*** SOURCE MATERIAL ***
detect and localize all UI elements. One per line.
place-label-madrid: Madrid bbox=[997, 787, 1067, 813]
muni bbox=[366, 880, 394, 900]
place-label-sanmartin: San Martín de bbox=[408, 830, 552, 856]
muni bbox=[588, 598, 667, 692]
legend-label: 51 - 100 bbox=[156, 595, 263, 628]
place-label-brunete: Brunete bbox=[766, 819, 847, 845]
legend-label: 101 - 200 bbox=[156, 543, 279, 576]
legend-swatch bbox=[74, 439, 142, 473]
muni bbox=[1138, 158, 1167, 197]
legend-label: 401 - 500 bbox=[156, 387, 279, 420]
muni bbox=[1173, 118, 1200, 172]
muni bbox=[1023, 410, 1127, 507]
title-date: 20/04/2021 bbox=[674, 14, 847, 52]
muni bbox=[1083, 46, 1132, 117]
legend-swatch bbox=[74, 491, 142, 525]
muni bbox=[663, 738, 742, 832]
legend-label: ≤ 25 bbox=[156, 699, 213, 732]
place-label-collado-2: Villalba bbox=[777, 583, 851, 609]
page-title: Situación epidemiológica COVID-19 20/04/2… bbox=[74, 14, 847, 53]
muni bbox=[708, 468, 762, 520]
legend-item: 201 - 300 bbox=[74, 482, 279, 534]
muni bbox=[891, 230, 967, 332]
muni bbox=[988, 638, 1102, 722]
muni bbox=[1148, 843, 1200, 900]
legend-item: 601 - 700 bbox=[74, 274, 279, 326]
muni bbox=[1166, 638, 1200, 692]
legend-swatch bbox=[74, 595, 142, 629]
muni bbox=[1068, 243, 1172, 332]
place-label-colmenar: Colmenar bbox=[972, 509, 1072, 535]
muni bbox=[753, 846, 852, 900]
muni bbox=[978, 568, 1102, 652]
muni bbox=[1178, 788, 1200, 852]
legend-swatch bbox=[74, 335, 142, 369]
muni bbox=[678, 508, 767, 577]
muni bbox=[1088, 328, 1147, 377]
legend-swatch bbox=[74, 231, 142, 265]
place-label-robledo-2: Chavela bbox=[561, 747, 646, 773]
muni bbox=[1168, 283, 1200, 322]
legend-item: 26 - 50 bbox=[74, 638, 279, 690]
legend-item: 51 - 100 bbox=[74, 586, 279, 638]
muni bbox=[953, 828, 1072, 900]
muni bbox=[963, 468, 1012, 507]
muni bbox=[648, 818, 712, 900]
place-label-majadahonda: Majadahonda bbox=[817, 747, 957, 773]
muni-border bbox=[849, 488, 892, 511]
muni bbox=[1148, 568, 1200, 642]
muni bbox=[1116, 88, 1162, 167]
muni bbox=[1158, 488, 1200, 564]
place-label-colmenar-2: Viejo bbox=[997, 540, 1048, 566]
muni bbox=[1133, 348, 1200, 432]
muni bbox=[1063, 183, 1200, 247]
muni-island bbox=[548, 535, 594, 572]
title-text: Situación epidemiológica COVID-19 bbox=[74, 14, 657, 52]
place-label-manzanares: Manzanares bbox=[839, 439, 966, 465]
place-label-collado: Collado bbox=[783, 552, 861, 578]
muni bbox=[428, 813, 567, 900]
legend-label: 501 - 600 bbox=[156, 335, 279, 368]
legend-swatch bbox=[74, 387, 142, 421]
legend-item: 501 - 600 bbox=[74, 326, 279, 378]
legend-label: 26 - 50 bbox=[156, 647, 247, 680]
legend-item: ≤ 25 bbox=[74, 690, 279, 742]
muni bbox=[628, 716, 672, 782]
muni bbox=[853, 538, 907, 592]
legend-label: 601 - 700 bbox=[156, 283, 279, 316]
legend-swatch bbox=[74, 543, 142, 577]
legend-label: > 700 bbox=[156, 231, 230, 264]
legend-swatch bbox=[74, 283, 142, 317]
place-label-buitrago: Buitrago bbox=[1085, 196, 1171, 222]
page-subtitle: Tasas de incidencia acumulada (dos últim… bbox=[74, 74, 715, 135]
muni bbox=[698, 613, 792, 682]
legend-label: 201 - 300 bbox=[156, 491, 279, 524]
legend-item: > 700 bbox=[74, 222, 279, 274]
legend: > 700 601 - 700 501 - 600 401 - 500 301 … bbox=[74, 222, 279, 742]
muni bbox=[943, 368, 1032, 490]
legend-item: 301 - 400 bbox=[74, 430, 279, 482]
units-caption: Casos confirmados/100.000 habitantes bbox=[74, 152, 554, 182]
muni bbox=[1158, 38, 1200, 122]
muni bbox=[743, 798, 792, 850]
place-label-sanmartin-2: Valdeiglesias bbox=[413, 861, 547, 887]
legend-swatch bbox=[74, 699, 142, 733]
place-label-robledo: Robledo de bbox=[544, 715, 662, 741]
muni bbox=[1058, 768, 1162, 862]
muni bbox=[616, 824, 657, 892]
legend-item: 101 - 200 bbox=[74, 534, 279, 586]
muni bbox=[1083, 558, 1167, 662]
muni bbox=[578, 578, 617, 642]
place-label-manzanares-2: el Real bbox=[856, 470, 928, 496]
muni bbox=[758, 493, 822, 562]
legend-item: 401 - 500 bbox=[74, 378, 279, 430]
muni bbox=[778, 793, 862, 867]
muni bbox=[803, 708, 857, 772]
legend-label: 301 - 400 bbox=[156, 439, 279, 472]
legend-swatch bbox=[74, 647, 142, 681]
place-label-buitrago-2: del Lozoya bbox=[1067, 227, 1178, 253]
***
REQUIRED WORK: Please repeat every one of the entries above exactly, line for line.

COMPLETE OUTPUT:
detect and localize all UI elements. One per line.
place-label-madrid: Madrid bbox=[997, 787, 1067, 813]
muni bbox=[366, 880, 394, 900]
place-label-sanmartin: San Martín de bbox=[408, 830, 552, 856]
muni bbox=[588, 598, 667, 692]
legend-label: 51 - 100 bbox=[156, 595, 263, 628]
place-label-brunete: Brunete bbox=[766, 819, 847, 845]
legend-label: 101 - 200 bbox=[156, 543, 279, 576]
legend-swatch bbox=[74, 439, 142, 473]
muni bbox=[1138, 158, 1167, 197]
legend-label: 401 - 500 bbox=[156, 387, 279, 420]
muni bbox=[1173, 118, 1200, 172]
muni bbox=[1023, 410, 1127, 507]
title-date: 20/04/2021 bbox=[674, 14, 847, 52]
muni bbox=[1083, 46, 1132, 117]
legend-swatch bbox=[74, 491, 142, 525]
muni bbox=[663, 738, 742, 832]
legend-label: ≤ 25 bbox=[156, 699, 213, 732]
place-label-collado-2: Villalba bbox=[777, 583, 851, 609]
page-title: Situación epidemiológica COVID-19 20/04/2… bbox=[74, 14, 847, 53]
muni bbox=[708, 468, 762, 520]
legend-item: 201 - 300 bbox=[74, 482, 279, 534]
muni bbox=[891, 230, 967, 332]
muni bbox=[988, 638, 1102, 722]
muni bbox=[1148, 843, 1200, 900]
legend-item: 601 - 700 bbox=[74, 274, 279, 326]
muni bbox=[1166, 638, 1200, 692]
legend-swatch bbox=[74, 595, 142, 629]
muni bbox=[1068, 243, 1172, 332]
place-label-colmenar: Colmenar bbox=[972, 509, 1072, 535]
muni bbox=[753, 846, 852, 900]
muni bbox=[978, 568, 1102, 652]
muni bbox=[1178, 788, 1200, 852]
legend-swatch bbox=[74, 335, 142, 369]
muni bbox=[678, 508, 767, 577]
muni bbox=[1088, 328, 1147, 377]
legend-swatch bbox=[74, 231, 142, 265]
place-label-robledo-2: Chavela bbox=[561, 747, 646, 773]
muni bbox=[1168, 283, 1200, 322]
legend-item: 26 - 50 bbox=[74, 638, 279, 690]
legend-item: 51 - 100 bbox=[74, 586, 279, 638]
muni bbox=[953, 828, 1072, 900]
muni bbox=[963, 468, 1012, 507]
muni bbox=[648, 818, 712, 900]
place-label-majadahonda: Majadahonda bbox=[817, 747, 957, 773]
muni-border bbox=[849, 488, 892, 511]
muni bbox=[1148, 568, 1200, 642]
muni bbox=[1116, 88, 1162, 167]
muni bbox=[1158, 488, 1200, 564]
place-label-colmenar-2: Viejo bbox=[997, 540, 1048, 566]
muni bbox=[1133, 348, 1200, 432]
muni bbox=[1063, 183, 1200, 247]
muni-island bbox=[548, 535, 594, 572]
title-text: Situación epidemiológica COVID-19 bbox=[74, 14, 657, 52]
place-label-manzanares: Manzanares bbox=[839, 439, 966, 465]
place-label-collado: Collado bbox=[783, 552, 861, 578]
muni bbox=[428, 813, 567, 900]
legend-label: 501 - 600 bbox=[156, 335, 279, 368]
legend-swatch bbox=[74, 387, 142, 421]
legend-item: 501 - 600 bbox=[74, 326, 279, 378]
legend-label: 26 - 50 bbox=[156, 647, 247, 680]
legend-item: ≤ 25 bbox=[74, 690, 279, 742]
muni bbox=[628, 716, 672, 782]
muni bbox=[853, 538, 907, 592]
legend-label: 601 - 700 bbox=[156, 283, 279, 316]
legend-swatch bbox=[74, 543, 142, 577]
legend-label: > 700 bbox=[156, 231, 230, 264]
legend-swatch bbox=[74, 283, 142, 317]
place-label-buitrago: Buitrago bbox=[1085, 196, 1171, 222]
page-subtitle: Tasas de incidencia acumulada (dos últim… bbox=[74, 74, 715, 135]
muni bbox=[698, 613, 792, 682]
legend-label: 201 - 300 bbox=[156, 491, 279, 524]
legend-item: > 700 bbox=[74, 222, 279, 274]
legend: > 700 601 - 700 501 - 600 401 - 500 301 … bbox=[74, 222, 279, 742]
muni bbox=[943, 368, 1032, 490]
legend-item: 301 - 400 bbox=[74, 430, 279, 482]
units-caption: Casos confirmados/100.000 habitantes bbox=[74, 152, 554, 182]
muni bbox=[1158, 38, 1200, 122]
muni bbox=[743, 798, 792, 850]
place-label-sanmartin-2: Valdeiglesias bbox=[413, 861, 547, 887]
legend-swatch bbox=[74, 699, 142, 733]
place-label-robledo: Robledo de bbox=[544, 715, 662, 741]
muni bbox=[1058, 768, 1162, 862]
muni bbox=[616, 824, 657, 892]
legend-item: 101 - 200 bbox=[74, 534, 279, 586]
muni bbox=[1083, 558, 1167, 662]
muni bbox=[578, 578, 617, 642]
place-label-manzanares-2: el Real bbox=[856, 470, 928, 496]
muni bbox=[758, 493, 822, 562]
legend-item: 401 - 500 bbox=[74, 378, 279, 430]
muni bbox=[778, 793, 862, 867]
muni bbox=[803, 708, 857, 772]
legend-label: 301 - 400 bbox=[156, 439, 279, 472]
legend-swatch bbox=[74, 647, 142, 681]
place-label-buitrago-2: del Lozoya bbox=[1067, 227, 1178, 253]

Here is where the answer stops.